▶ The problem
It is required that all of the data be written out exactly.

▶ Material for this task
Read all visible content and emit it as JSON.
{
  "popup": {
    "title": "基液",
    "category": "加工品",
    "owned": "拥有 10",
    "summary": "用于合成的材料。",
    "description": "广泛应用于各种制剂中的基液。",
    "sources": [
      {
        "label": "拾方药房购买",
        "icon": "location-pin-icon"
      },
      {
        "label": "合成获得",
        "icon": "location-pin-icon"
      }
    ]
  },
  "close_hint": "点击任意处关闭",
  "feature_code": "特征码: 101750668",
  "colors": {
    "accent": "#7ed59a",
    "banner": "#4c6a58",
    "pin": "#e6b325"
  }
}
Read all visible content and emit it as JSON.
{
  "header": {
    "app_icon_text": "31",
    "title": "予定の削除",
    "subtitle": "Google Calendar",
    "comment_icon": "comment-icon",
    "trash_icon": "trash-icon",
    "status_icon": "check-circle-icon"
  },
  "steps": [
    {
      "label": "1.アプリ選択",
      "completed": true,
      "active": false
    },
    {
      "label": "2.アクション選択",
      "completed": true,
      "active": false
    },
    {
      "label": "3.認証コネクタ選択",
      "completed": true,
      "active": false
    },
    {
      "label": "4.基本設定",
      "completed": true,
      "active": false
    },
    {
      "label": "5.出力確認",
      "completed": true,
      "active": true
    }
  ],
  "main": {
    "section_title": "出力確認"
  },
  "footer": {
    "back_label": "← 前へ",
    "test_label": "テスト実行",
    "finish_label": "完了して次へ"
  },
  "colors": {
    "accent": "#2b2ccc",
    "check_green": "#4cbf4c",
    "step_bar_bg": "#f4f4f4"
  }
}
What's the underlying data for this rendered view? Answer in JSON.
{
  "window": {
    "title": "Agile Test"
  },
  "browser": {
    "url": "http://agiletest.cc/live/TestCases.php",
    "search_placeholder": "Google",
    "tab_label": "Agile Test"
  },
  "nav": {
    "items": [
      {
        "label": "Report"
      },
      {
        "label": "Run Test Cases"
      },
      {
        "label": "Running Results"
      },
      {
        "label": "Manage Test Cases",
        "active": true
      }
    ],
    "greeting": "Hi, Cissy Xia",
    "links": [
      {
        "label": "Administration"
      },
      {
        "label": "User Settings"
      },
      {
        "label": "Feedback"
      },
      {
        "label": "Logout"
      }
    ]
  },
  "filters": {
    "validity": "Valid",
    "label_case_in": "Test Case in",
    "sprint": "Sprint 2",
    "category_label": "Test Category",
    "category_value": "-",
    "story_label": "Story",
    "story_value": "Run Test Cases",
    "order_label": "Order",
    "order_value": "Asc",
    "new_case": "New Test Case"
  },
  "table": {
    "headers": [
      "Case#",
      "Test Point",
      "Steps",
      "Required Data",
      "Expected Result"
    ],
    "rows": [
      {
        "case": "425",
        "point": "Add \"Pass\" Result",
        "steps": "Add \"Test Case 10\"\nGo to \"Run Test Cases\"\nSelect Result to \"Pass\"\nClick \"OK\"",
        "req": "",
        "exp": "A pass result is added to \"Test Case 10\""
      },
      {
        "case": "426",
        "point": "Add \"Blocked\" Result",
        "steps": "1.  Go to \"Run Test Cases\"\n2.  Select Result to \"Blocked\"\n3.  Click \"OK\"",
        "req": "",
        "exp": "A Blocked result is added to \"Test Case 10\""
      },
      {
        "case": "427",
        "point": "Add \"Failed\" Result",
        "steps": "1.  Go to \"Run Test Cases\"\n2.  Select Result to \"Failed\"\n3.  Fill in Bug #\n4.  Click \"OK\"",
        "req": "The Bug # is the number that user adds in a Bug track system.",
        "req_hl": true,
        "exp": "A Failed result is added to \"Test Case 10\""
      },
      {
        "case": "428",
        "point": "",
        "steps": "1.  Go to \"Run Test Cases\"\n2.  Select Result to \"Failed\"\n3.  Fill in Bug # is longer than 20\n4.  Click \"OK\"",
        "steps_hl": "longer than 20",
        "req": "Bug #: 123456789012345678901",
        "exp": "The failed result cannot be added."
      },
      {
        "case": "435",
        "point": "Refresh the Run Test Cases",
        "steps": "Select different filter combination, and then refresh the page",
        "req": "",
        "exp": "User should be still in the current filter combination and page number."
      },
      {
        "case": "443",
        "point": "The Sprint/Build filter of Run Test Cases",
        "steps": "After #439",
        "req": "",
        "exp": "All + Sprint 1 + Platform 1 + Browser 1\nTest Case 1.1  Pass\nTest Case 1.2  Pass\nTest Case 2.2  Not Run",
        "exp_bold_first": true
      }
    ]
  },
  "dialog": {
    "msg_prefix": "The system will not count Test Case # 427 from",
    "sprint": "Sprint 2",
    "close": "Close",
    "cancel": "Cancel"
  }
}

▶ Output
Read all visible content and emit it as JSON.
{
  "popup": {
    "title": "基液",
    "category": "加工品",
    "owned": "拥有 10",
    "summary": "用于合成的材料。",
    "description": "广泛应用于各种制剂中的基液。",
    "sources": [
      {
        "label": "拾方药房购买",
        "icon": "location-pin-icon"
      },
      {
        "label": "合成获得",
        "icon": "location-pin-icon"
      }
    ]
  },
  "close_hint": "点击任意处关闭",
  "feature_code": "特征码: 101750668",
  "colors": {
    "accent": "#7ed59a",
    "banner": "#4c6a58",
    "pin": "#e6b325"
  }
}
Read all visible content and emit it as JSON.
{
  "header": {
    "app_icon_text": "31",
    "title": "予定の削除",
    "subtitle": "Google Calendar",
    "comment_icon": "comment-icon",
    "trash_icon": "trash-icon",
    "status_icon": "check-circle-icon"
  },
  "steps": [
    {
      "label": "1.アプリ選択",
      "completed": true,
      "active": false
    },
    {
      "label": "2.アクション選択",
      "completed": true,
      "active": false
    },
    {
      "label": "3.認証コネクタ選択",
      "completed": true,
      "active": false
    },
    {
      "label": "4.基本設定",
      "completed": true,
      "active": false
    },
    {
      "label": "5.出力確認",
      "completed": true,
      "active": true
    }
  ],
  "main": {
    "section_title": "出力確認"
  },
  "footer": {
    "back_label": "← 前へ",
    "test_label": "テスト実行",
    "finish_label": "完了して次へ"
  },
  "colors": {
    "accent": "#2b2ccc",
    "check_green": "#4cbf4c",
    "step_bar_bg": "#f4f4f4"
  }
}
What's the underlying data for this rendered view? Answer in JSON.
{
  "window": {
    "title": "Agile Test"
  },
  "browser": {
    "url": "http://agiletest.cc/live/TestCases.php",
    "search_placeholder": "Google",
    "tab_label": "Agile Test"
  },
  "nav": {
    "items": [
      {
        "label": "Report"
      },
      {
        "label": "Run Test Cases"
      },
      {
        "label": "Running Results"
      },
      {
        "label": "Manage Test Cases",
        "active": true
      }
    ],
    "greeting": "Hi, Cissy Xia",
    "links": [
      {
        "label": "Administration"
      },
      {
        "label": "User Settings"
      },
      {
        "label": "Feedback"
      },
      {
        "label": "Logout"
      }
    ]
  },
  "filters": {
    "validity": "Valid",
    "label_case_in": "Test Case in",
    "sprint": "Sprint 2",
    "category_label": "Test Category",
    "category_value": "-",
    "story_label": "Story",
    "story_value": "Run Test Cases",
    "order_label": "Order",
    "order_value": "Asc",
    "new_case": "New Test Case"
  },
  "table": {
    "headers": [
      "Case#",
      "Test Point",
      "Steps",
      "Required Data",
      "Expected Result"
    ],
    "rows": [
      {
        "case": "425",
        "point": "Add \"Pass\" Result",
        "steps": "Add \"Test Case 10\"\nGo to \"Run Test Cases\"\nSelect Result to \"Pass\"\nClick \"OK\"",
        "req": "",
        "exp": "A pass result is added to \"Test Case 10\""
      },
      {
        "case": "426",
        "point": "Add \"Blocked\" Result",
        "steps": "1.  Go to \"Run Test Cases\"\n2.  Select Result to \"Blocked\"\n3.  Click \"OK\"",
        "req": "",
        "exp": "A Blocked result is added to \"Test Case 10\""
      },
      {
        "case": "427",
        "point": "Add \"Failed\" Result",
        "steps": "1.  Go to \"Run Test Cases\"\n2.  Select Result to \"Failed\"\n3.  Fill in Bug #\n4.  Click \"OK\"",
        "req": "The Bug # is the number that user adds in a Bug track system.",
        "req_hl": true,
        "exp": "A Failed result is added to \"Test Case 10\""
      },
      {
        "case": "428",
        "point": "",
        "steps": "1.  Go to \"Run Test Cases\"\n2.  Select Result to \"Failed\"\n3.  Fill in Bug # is longer than 20\n4.  Click \"OK\"",
        "steps_hl": "longer than 20",
        "req": "Bug #: 123456789012345678901",
        "exp": "The failed result cannot be added."
      },
      {
        "case": "435",
        "point": "Refresh the Run Test Cases",
        "steps": "Select different filter combination, and then refresh the page",
        "req": "",
        "exp": "User should be still in the current filter combination and page number."
      },
      {
        "case": "443",
        "point": "The Sprint/Build filter of Run Test Cases",
        "steps": "After #439",
        "req": "",
        "exp": "All + Sprint 1 + Platform 1 + Browser 1\nTest Case 1.1  Pass\nTest Case 1.2  Pass\nTest Case 2.2  Not Run",
        "exp_bold_first": true
      }
    ]
  },
  "dialog": {
    "msg_prefix": "The system will not count Test Case # 427 from",
    "sprint": "Sprint 2",
    "close": "Close",
    "cancel": "Cancel"
  }
}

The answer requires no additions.